# Start of PROVIDED DATA

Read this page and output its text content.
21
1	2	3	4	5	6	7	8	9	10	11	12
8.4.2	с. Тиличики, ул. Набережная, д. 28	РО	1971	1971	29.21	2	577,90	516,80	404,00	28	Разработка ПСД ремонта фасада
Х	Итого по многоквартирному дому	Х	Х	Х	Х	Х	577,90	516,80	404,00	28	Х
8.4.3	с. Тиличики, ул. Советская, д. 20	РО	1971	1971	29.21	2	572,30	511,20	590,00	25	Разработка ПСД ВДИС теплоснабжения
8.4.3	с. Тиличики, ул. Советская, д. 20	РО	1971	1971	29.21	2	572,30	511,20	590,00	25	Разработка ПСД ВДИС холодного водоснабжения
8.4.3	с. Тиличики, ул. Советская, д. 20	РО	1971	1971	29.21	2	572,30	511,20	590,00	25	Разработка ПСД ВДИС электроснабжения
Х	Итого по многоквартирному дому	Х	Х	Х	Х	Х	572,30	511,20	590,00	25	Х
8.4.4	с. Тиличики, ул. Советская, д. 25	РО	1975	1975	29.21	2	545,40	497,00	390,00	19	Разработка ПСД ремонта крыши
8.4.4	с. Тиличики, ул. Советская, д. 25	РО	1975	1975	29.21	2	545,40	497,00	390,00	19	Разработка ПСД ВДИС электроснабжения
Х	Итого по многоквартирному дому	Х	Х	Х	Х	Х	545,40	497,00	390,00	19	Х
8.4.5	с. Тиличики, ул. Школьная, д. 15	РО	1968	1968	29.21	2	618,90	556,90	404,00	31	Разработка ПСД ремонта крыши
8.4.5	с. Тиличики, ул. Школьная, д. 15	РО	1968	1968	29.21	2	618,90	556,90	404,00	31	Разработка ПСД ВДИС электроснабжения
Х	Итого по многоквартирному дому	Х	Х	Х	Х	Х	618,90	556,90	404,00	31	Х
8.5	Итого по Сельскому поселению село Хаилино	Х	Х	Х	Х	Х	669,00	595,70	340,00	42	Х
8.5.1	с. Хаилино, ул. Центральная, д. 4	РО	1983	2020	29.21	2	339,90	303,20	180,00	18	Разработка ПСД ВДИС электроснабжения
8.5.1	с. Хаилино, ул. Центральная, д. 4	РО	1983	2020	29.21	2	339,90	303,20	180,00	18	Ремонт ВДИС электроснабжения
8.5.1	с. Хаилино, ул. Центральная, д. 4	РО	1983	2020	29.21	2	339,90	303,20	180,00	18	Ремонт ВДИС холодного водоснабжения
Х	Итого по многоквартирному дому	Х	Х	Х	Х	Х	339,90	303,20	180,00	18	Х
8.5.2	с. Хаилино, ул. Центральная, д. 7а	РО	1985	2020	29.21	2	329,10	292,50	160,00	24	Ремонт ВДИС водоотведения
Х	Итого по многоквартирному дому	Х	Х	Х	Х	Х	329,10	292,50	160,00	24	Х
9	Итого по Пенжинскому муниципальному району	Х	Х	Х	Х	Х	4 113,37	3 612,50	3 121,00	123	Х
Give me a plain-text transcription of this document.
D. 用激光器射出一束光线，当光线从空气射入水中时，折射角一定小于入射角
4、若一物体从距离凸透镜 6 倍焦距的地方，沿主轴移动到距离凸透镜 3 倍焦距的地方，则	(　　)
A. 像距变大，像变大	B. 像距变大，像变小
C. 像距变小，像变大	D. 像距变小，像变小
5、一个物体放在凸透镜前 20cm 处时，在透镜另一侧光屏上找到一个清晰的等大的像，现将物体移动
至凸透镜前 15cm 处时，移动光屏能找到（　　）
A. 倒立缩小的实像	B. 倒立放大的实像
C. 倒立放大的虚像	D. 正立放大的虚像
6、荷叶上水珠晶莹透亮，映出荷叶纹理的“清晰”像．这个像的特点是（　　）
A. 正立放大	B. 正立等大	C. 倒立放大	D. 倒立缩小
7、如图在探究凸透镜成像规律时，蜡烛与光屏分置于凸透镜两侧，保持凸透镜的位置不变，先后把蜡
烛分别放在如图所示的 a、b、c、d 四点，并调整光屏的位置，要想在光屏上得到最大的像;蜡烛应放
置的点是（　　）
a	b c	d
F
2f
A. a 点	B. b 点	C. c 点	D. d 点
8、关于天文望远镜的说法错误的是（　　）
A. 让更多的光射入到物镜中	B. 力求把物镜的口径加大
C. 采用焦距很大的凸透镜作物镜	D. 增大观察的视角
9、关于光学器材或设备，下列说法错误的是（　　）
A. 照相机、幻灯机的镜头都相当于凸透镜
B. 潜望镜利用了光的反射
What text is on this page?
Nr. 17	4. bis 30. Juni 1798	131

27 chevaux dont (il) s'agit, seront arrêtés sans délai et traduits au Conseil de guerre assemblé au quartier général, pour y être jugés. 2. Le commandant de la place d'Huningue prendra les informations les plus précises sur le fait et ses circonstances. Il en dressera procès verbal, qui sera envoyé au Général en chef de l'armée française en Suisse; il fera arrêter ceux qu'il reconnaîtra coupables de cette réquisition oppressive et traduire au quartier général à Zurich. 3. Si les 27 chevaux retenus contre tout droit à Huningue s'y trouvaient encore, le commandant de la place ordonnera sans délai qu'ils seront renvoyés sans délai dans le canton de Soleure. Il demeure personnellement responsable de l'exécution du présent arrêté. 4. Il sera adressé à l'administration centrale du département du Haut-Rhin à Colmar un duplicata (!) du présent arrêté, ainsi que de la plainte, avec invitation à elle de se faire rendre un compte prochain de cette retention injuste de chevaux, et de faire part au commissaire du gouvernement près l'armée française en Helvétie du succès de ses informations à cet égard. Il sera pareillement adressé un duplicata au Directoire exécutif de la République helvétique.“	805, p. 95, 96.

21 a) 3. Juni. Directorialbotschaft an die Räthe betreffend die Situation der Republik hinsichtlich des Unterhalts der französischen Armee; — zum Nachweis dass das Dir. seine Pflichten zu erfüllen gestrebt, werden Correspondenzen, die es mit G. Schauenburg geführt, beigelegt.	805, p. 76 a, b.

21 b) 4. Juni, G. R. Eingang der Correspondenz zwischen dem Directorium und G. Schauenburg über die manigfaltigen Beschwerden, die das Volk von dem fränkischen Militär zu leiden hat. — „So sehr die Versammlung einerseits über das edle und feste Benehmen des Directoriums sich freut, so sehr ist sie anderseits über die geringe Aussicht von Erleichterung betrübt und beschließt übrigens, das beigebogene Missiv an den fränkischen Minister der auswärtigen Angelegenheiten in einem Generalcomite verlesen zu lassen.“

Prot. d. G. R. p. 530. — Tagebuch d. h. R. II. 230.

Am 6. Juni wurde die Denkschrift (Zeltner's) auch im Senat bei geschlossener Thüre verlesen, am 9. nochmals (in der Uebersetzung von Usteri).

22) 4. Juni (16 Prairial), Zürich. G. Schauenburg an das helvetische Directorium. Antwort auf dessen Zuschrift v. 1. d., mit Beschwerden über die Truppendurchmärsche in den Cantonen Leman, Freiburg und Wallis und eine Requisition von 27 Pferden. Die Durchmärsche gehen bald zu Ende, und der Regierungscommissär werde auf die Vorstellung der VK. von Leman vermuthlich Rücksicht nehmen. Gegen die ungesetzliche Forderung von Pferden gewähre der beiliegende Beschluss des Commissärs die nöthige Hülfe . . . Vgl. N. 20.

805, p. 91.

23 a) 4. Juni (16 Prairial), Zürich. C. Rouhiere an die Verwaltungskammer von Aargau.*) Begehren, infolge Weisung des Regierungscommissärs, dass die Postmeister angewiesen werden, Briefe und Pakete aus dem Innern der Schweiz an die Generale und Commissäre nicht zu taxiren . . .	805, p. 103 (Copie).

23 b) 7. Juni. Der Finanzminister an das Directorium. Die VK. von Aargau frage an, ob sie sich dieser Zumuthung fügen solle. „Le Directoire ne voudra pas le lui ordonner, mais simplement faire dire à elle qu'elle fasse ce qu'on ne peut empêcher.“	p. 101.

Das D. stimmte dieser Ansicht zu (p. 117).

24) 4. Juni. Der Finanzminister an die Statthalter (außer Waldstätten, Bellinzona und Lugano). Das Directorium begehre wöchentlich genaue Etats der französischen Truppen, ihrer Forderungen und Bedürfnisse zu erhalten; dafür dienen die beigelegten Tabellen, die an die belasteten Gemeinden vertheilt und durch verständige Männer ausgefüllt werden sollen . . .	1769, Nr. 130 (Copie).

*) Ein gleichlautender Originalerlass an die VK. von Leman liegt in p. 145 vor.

# End of PROVIDED DATA

Tally the lines of the material above that contain the word "page" and report the total alone.

2